Input material:
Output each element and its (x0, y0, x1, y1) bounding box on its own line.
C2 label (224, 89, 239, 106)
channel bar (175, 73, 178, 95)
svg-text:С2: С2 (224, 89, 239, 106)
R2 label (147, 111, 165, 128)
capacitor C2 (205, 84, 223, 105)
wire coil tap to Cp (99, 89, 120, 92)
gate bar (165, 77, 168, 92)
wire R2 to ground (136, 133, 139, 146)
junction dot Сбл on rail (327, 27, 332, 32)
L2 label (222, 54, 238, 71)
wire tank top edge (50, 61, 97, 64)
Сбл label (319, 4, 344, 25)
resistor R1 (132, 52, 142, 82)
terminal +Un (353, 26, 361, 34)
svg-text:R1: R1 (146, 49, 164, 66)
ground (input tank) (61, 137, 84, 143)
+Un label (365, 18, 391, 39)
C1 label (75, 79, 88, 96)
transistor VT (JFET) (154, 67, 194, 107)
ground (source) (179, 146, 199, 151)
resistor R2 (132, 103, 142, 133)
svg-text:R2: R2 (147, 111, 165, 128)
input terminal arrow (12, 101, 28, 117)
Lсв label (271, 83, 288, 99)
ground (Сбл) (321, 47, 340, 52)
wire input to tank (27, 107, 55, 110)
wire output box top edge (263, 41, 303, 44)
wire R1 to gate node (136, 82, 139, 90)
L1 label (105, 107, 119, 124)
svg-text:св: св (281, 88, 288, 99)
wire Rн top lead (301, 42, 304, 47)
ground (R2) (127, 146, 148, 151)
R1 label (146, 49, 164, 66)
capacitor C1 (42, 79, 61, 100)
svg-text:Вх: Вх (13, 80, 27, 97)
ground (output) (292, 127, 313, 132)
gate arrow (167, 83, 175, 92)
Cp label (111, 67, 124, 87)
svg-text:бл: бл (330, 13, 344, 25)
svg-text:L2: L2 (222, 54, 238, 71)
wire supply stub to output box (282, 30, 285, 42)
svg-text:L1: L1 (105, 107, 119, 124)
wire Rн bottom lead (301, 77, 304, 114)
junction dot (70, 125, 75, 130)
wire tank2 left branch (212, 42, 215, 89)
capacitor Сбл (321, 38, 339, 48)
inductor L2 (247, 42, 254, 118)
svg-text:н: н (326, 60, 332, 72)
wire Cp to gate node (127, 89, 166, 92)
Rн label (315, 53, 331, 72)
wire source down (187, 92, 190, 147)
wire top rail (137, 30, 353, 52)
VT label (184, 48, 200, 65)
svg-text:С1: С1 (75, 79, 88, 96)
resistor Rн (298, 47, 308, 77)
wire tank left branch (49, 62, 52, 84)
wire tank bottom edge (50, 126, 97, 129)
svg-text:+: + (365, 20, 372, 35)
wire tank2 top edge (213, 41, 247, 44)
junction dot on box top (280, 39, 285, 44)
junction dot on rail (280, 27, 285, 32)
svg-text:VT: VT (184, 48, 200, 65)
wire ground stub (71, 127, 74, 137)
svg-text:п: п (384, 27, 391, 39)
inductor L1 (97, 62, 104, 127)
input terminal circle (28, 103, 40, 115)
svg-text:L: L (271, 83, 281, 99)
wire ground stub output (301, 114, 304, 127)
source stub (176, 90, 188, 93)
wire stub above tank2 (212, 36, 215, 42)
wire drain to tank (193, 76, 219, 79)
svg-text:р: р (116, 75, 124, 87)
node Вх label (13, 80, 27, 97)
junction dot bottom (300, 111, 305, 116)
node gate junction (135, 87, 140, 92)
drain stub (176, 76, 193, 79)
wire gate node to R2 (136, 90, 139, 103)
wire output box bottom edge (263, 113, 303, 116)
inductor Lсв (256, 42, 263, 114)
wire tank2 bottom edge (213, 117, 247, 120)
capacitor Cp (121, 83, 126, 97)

Task to complete: Please return every row above unchanged, each on its own line.

Answer:
Output each element and its (x0, y0, x1, y1) bounding box on its own line.
C2 label (224, 89, 239, 106)
channel bar (175, 73, 178, 95)
svg-text:С2: С2 (224, 89, 239, 106)
R2 label (147, 111, 165, 128)
capacitor C2 (205, 84, 223, 105)
wire coil tap to Cp (99, 89, 120, 92)
gate bar (165, 77, 168, 92)
wire R2 to ground (136, 133, 139, 146)
junction dot Сбл on rail (327, 27, 332, 32)
L2 label (222, 54, 238, 71)
wire tank top edge (50, 61, 97, 64)
Сбл label (319, 4, 344, 25)
resistor R1 (132, 52, 142, 82)
terminal +Un (353, 26, 361, 34)
svg-text:R1: R1 (146, 49, 164, 66)
ground (input tank) (61, 137, 84, 143)
+Un label (365, 18, 391, 39)
C1 label (75, 79, 88, 96)
transistor VT (JFET) (154, 67, 194, 107)
ground (source) (179, 146, 199, 151)
resistor R2 (132, 103, 142, 133)
svg-text:R2: R2 (147, 111, 165, 128)
input terminal arrow (12, 101, 28, 117)
Lсв label (271, 83, 288, 99)
ground (Сбл) (321, 47, 340, 52)
wire input to tank (27, 107, 55, 110)
wire output box top edge (263, 41, 303, 44)
wire R1 to gate node (136, 82, 139, 90)
L1 label (105, 107, 119, 124)
svg-text:св: св (281, 88, 288, 99)
wire Rн top lead (301, 42, 304, 47)
ground (R2) (127, 146, 148, 151)
R1 label (146, 49, 164, 66)
capacitor C1 (42, 79, 61, 100)
svg-text:Вх: Вх (13, 80, 27, 97)
ground (output) (292, 127, 313, 132)
gate arrow (167, 83, 175, 92)
Cp label (111, 67, 124, 87)
svg-text:бл: бл (330, 13, 344, 25)
svg-text:L2: L2 (222, 54, 238, 71)
wire supply stub to output box (282, 30, 285, 42)
svg-text:L1: L1 (105, 107, 119, 124)
wire Rн bottom lead (301, 77, 304, 114)
junction dot (70, 125, 75, 130)
wire tank2 left branch (212, 42, 215, 89)
capacitor Сбл (321, 38, 339, 48)
inductor L2 (247, 42, 254, 118)
svg-text:н: н (326, 60, 332, 72)
wire Cp to gate node (127, 89, 166, 92)
Rн label (315, 53, 331, 72)
wire source down (187, 92, 190, 147)
wire top rail (137, 30, 353, 52)
VT label (184, 48, 200, 65)
svg-text:С1: С1 (75, 79, 88, 96)
resistor Rн (298, 47, 308, 77)
wire tank left branch (49, 62, 52, 84)
wire tank bottom edge (50, 126, 97, 129)
svg-text:+: + (365, 20, 372, 35)
wire tank2 top edge (213, 41, 247, 44)
junction dot on box top (280, 39, 285, 44)
junction dot on rail (280, 27, 285, 32)
svg-text:VT: VT (184, 48, 200, 65)
wire ground stub (71, 127, 74, 137)
svg-text:п: п (384, 27, 391, 39)
inductor L1 (97, 62, 104, 127)
input terminal circle (28, 103, 40, 115)
svg-text:L: L (271, 83, 281, 99)
wire ground stub output (301, 114, 304, 127)
source stub (176, 90, 188, 93)
wire stub above tank2 (212, 36, 215, 42)
wire drain to tank (193, 76, 219, 79)
svg-text:р: р (116, 75, 124, 87)
node Вх label (13, 80, 27, 97)
junction dot bottom (300, 111, 305, 116)
node gate junction (135, 87, 140, 92)
drain stub (176, 76, 193, 79)
wire gate node to R2 (136, 90, 139, 103)
wire output box bottom edge (263, 113, 303, 116)
inductor Lсв (256, 42, 263, 114)
wire tank2 bottom edge (213, 117, 247, 120)
capacitor Cp (121, 83, 126, 97)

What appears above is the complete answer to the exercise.